[Entries with figure data]
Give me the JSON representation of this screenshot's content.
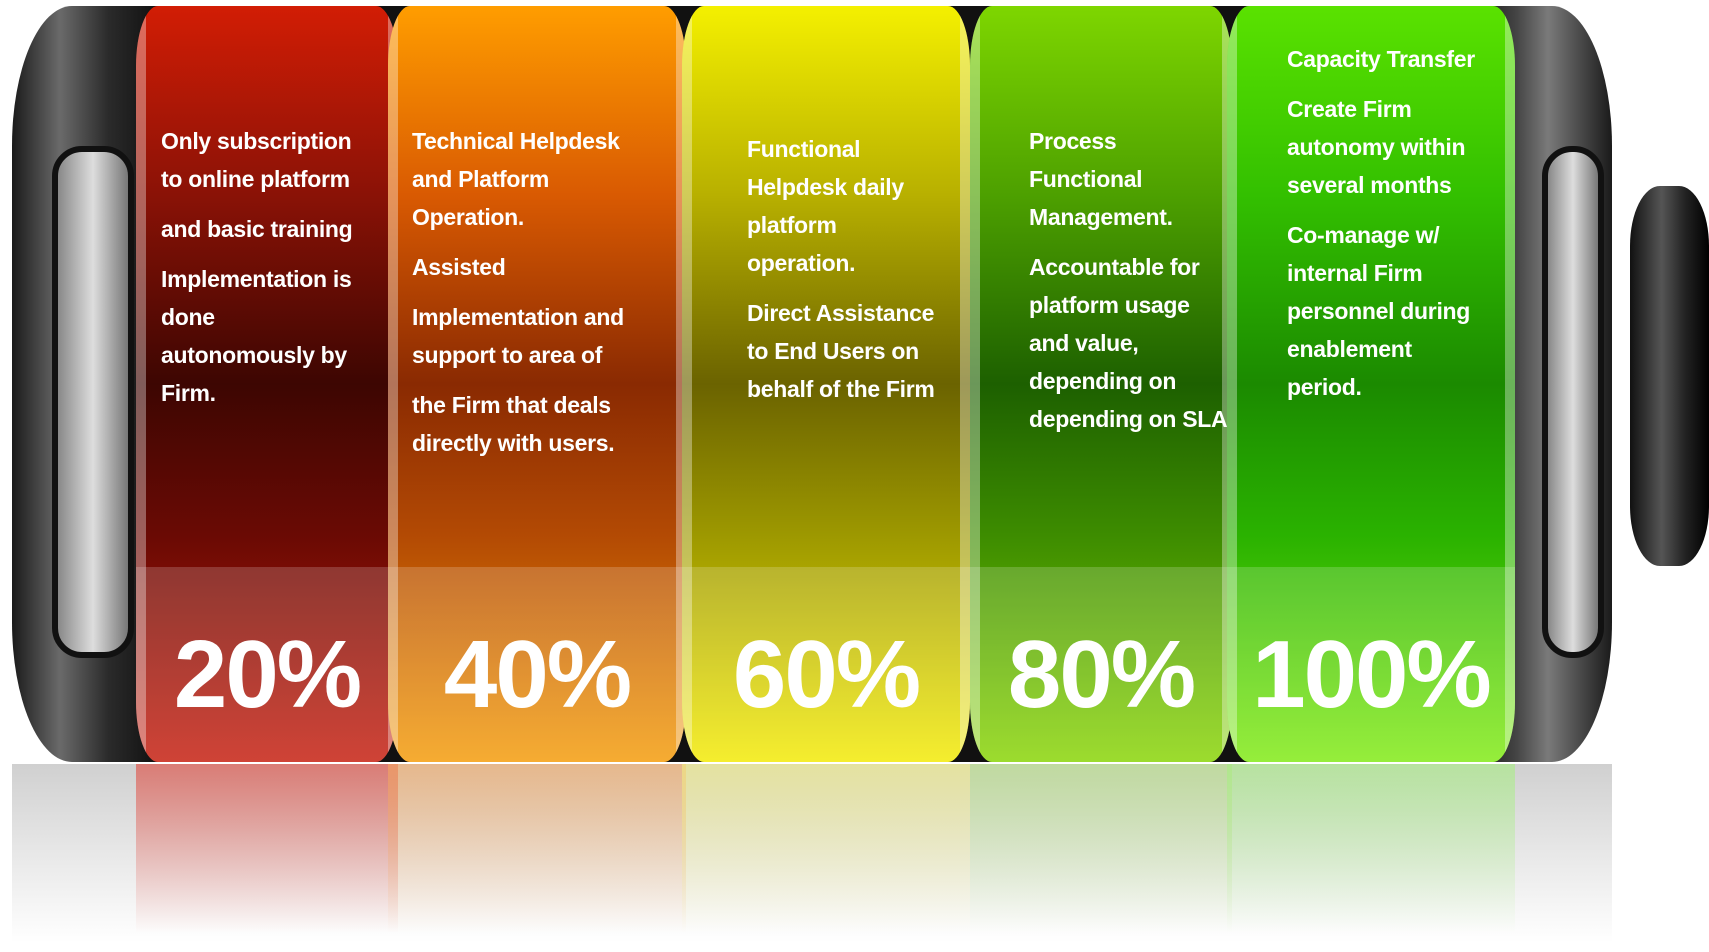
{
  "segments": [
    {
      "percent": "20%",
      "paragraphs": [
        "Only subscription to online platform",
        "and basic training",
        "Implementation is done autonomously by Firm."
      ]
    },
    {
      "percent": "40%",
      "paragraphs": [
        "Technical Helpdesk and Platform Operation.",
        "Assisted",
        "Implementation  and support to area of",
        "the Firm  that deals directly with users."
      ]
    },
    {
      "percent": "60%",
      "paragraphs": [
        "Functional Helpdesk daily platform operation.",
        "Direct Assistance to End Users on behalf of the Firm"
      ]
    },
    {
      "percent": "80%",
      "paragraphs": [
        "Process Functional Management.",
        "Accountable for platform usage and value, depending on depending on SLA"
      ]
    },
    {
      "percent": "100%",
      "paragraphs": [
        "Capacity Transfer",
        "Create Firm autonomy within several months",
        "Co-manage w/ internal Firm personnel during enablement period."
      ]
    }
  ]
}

AIM: Transcribe the preceding listing in its entirety and with exact wording, leaving out pictures.

RESPONSE BELOW:
Give me the JSON representation of this screenshot's content.
{
  "segments": [
    {
      "percent": "20%",
      "paragraphs": [
        "Only subscription to online platform",
        "and basic training",
        "Implementation is done autonomously by Firm."
      ]
    },
    {
      "percent": "40%",
      "paragraphs": [
        "Technical Helpdesk and Platform Operation.",
        "Assisted",
        "Implementation  and support to area of",
        "the Firm  that deals directly with users."
      ]
    },
    {
      "percent": "60%",
      "paragraphs": [
        "Functional Helpdesk daily platform operation.",
        "Direct Assistance to End Users on behalf of the Firm"
      ]
    },
    {
      "percent": "80%",
      "paragraphs": [
        "Process Functional Management.",
        "Accountable for platform usage and value, depending on depending on SLA"
      ]
    },
    {
      "percent": "100%",
      "paragraphs": [
        "Capacity Transfer",
        "Create Firm autonomy within several months",
        "Co-manage w/ internal Firm personnel during enablement period."
      ]
    }
  ]
}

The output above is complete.